[Entries]
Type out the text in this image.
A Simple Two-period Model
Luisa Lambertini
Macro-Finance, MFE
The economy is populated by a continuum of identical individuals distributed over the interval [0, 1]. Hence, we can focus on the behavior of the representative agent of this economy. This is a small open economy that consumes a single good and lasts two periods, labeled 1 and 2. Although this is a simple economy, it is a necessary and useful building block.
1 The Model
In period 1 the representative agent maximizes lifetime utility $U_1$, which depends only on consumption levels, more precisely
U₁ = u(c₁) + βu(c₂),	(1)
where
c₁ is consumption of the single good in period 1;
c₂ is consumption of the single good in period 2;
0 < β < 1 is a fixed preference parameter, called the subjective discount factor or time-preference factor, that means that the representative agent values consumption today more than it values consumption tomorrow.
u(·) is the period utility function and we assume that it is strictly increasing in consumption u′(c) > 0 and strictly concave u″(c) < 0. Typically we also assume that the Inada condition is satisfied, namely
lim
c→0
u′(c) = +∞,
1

==

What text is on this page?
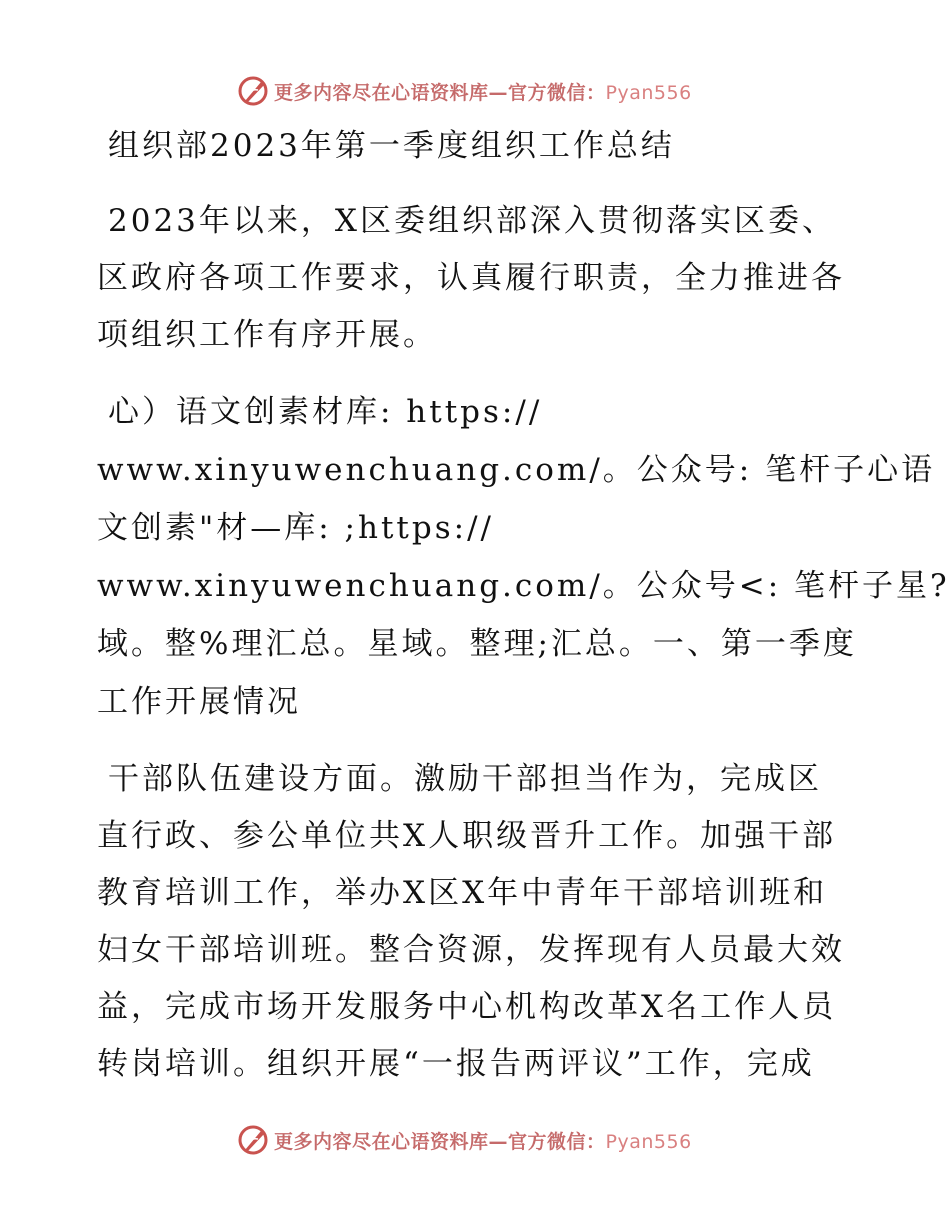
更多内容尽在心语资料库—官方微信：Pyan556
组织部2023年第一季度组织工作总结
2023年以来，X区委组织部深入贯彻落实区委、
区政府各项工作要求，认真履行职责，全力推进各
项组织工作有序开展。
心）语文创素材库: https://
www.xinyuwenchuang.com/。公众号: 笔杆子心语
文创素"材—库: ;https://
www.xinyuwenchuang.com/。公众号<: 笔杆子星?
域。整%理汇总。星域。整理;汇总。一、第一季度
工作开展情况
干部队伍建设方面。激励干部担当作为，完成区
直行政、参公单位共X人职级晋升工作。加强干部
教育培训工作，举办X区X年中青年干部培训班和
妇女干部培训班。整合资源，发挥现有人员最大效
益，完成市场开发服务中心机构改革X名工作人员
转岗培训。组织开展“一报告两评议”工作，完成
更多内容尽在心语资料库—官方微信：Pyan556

[Exercise requirements] In the listing above, find the lines holding the word "more" and copy them.

[Response to the exercise]
In period 1 the representative agent maximizes lifetime utility $U_1$, which depends only on consumption levels, more precisely
0 < β < 1 is a fixed preference parameter, called the subjective discount factor or time-preference factor, that means that the representative agent values consumption today more than it values consumption tomorrow.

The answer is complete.